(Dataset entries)
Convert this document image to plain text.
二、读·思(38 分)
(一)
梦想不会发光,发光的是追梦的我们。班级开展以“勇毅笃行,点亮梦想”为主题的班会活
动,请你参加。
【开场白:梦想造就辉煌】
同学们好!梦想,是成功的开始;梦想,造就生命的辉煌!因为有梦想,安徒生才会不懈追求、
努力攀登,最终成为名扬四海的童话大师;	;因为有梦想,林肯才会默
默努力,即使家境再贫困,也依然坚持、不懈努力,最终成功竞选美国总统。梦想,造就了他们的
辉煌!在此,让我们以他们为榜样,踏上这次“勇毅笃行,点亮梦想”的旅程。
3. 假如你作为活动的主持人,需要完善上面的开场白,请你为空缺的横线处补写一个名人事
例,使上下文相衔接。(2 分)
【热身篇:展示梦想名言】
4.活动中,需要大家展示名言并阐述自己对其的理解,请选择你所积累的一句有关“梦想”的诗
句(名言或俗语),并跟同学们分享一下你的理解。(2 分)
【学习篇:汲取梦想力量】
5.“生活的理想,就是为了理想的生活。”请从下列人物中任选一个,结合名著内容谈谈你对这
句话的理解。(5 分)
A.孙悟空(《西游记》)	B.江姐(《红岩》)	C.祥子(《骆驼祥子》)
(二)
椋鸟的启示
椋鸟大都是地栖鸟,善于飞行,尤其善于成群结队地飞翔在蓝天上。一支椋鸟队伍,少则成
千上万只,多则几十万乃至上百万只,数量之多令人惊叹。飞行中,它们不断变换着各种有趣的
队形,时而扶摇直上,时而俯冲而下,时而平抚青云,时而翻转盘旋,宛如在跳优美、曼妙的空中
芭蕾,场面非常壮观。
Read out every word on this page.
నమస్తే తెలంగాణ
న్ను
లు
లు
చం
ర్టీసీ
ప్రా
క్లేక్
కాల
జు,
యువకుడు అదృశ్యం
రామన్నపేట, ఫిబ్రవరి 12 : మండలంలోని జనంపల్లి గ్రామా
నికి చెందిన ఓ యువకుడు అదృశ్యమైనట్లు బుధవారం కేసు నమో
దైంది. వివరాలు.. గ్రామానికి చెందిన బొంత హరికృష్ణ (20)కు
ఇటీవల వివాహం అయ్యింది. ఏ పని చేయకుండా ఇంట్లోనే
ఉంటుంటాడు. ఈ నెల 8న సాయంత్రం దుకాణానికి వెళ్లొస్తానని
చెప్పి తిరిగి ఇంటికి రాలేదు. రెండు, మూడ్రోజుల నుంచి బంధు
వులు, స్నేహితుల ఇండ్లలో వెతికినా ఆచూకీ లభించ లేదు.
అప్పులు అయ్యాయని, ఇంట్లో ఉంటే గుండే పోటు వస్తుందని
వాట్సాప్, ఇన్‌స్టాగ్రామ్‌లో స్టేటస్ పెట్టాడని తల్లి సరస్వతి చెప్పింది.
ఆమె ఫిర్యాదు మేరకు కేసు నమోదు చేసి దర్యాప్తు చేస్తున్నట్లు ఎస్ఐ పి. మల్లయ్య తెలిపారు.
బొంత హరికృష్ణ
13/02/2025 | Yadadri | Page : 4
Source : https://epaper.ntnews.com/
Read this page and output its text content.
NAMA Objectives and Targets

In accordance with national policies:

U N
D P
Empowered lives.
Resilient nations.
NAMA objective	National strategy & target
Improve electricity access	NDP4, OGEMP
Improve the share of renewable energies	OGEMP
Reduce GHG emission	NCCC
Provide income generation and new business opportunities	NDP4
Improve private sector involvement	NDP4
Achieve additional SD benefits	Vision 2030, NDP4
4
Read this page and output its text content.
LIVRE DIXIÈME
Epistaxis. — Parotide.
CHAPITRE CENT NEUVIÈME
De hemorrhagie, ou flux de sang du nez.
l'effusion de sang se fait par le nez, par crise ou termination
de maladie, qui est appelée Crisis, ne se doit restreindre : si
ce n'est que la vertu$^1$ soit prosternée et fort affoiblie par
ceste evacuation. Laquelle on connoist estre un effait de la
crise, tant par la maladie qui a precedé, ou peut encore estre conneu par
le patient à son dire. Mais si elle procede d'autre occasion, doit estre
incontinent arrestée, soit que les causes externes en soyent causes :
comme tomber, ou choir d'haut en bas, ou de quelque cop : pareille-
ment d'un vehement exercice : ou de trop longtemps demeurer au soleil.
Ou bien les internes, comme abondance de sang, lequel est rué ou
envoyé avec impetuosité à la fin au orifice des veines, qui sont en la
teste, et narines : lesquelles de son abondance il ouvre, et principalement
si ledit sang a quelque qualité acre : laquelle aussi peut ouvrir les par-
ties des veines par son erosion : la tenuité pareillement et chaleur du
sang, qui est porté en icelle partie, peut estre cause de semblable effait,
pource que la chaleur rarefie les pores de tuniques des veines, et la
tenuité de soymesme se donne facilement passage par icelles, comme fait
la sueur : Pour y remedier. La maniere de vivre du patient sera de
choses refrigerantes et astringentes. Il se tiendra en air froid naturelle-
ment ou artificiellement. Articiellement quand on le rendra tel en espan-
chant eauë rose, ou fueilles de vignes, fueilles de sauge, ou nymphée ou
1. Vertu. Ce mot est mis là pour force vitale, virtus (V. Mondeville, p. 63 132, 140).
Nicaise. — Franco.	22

• [SET PROBLEM]
Please output every record, keeping each line exact.

• [THE REPLY]
Convert this document image to plain text.
二、读·思(38 分)
(一)
梦想不会发光,发光的是追梦的我们。班级开展以“勇毅笃行,点亮梦想”为主题的班会活
动,请你参加。
【开场白:梦想造就辉煌】
同学们好!梦想,是成功的开始;梦想,造就生命的辉煌!因为有梦想,安徒生才会不懈追求、
努力攀登,最终成为名扬四海的童话大师;	;因为有梦想,林肯才会默
默努力,即使家境再贫困,也依然坚持、不懈努力,最终成功竞选美国总统。梦想,造就了他们的
辉煌!在此,让我们以他们为榜样,踏上这次“勇毅笃行,点亮梦想”的旅程。
3. 假如你作为活动的主持人,需要完善上面的开场白,请你为空缺的横线处补写一个名人事
例,使上下文相衔接。(2 分)
【热身篇:展示梦想名言】
4.活动中,需要大家展示名言并阐述自己对其的理解,请选择你所积累的一句有关“梦想”的诗
句(名言或俗语),并跟同学们分享一下你的理解。(2 分)
【学习篇:汲取梦想力量】
5.“生活的理想,就是为了理想的生活。”请从下列人物中任选一个,结合名著内容谈谈你对这
句话的理解。(5 分)
A.孙悟空(《西游记》)	B.江姐(《红岩》)	C.祥子(《骆驼祥子》)
(二)
椋鸟的启示
椋鸟大都是地栖鸟,善于飞行,尤其善于成群结队地飞翔在蓝天上。一支椋鸟队伍,少则成
千上万只,多则几十万乃至上百万只,数量之多令人惊叹。飞行中,它们不断变换着各种有趣的
队形,时而扶摇直上,时而俯冲而下,时而平抚青云,时而翻转盘旋,宛如在跳优美、曼妙的空中
芭蕾,场面非常壮观。
Read out every word on this page.
నమస్తే తెలంగాణ
న్ను
లు
లు
చం
ర్టీసీ
ప్రా
క్లేక్
కాల
జు,
యువకుడు అదృశ్యం
రామన్నపేట, ఫిబ్రవరి 12 : మండలంలోని జనంపల్లి గ్రామా
నికి చెందిన ఓ యువకుడు అదృశ్యమైనట్లు బుధవారం కేసు నమో
దైంది. వివరాలు.. గ్రామానికి చెందిన బొంత హరికృష్ణ (20)కు
ఇటీవల వివాహం అయ్యింది. ఏ పని చేయకుండా ఇంట్లోనే
ఉంటుంటాడు. ఈ నెల 8న సాయంత్రం దుకాణానికి వెళ్లొస్తానని
చెప్పి తిరిగి ఇంటికి రాలేదు. రెండు, మూడ్రోజుల నుంచి బంధు
వులు, స్నేహితుల ఇండ్లలో వెతికినా ఆచూకీ లభించ లేదు.
అప్పులు అయ్యాయని, ఇంట్లో ఉంటే గుండే పోటు వస్తుందని
వాట్సాప్, ఇన్‌స్టాగ్రామ్‌లో స్టేటస్ పెట్టాడని తల్లి సరస్వతి చెప్పింది.
ఆమె ఫిర్యాదు మేరకు కేసు నమోదు చేసి దర్యాప్తు చేస్తున్నట్లు ఎస్ఐ పి. మల్లయ్య తెలిపారు.
బొంత హరికృష్ణ
13/02/2025 | Yadadri | Page : 4
Source : https://epaper.ntnews.com/
Read this page and output its text content.
NAMA Objectives and Targets

In accordance with national policies:

U N
D P
Empowered lives.
Resilient nations.
NAMA objective	National strategy & target
Improve electricity access	NDP4, OGEMP
Improve the share of renewable energies	OGEMP
Reduce GHG emission	NCCC
Provide income generation and new business opportunities	NDP4
Improve private sector involvement	NDP4
Achieve additional SD benefits	Vision 2030, NDP4
4
Read this page and output its text content.
LIVRE DIXIÈME
Epistaxis. — Parotide.
CHAPITRE CENT NEUVIÈME
De hemorrhagie, ou flux de sang du nez.
l'effusion de sang se fait par le nez, par crise ou termination
de maladie, qui est appelée Crisis, ne se doit restreindre : si
ce n'est que la vertu$^1$ soit prosternée et fort affoiblie par
ceste evacuation. Laquelle on connoist estre un effait de la
crise, tant par la maladie qui a precedé, ou peut encore estre conneu par
le patient à son dire. Mais si elle procede d'autre occasion, doit estre
incontinent arrestée, soit que les causes externes en soyent causes :
comme tomber, ou choir d'haut en bas, ou de quelque cop : pareille-
ment d'un vehement exercice : ou de trop longtemps demeurer au soleil.
Ou bien les internes, comme abondance de sang, lequel est rué ou
envoyé avec impetuosité à la fin au orifice des veines, qui sont en la
teste, et narines : lesquelles de son abondance il ouvre, et principalement
si ledit sang a quelque qualité acre : laquelle aussi peut ouvrir les par-
ties des veines par son erosion : la tenuité pareillement et chaleur du
sang, qui est porté en icelle partie, peut estre cause de semblable effait,
pource que la chaleur rarefie les pores de tuniques des veines, et la
tenuité de soymesme se donne facilement passage par icelles, comme fait
la sueur : Pour y remedier. La maniere de vivre du patient sera de
choses refrigerantes et astringentes. Il se tiendra en air froid naturelle-
ment ou artificiellement. Articiellement quand on le rendra tel en espan-
chant eauë rose, ou fueilles de vignes, fueilles de sauge, ou nymphée ou
1. Vertu. Ce mot est mis là pour force vitale, virtus (V. Mondeville, p. 63 132, 140).
Nicaise. — Franco.	22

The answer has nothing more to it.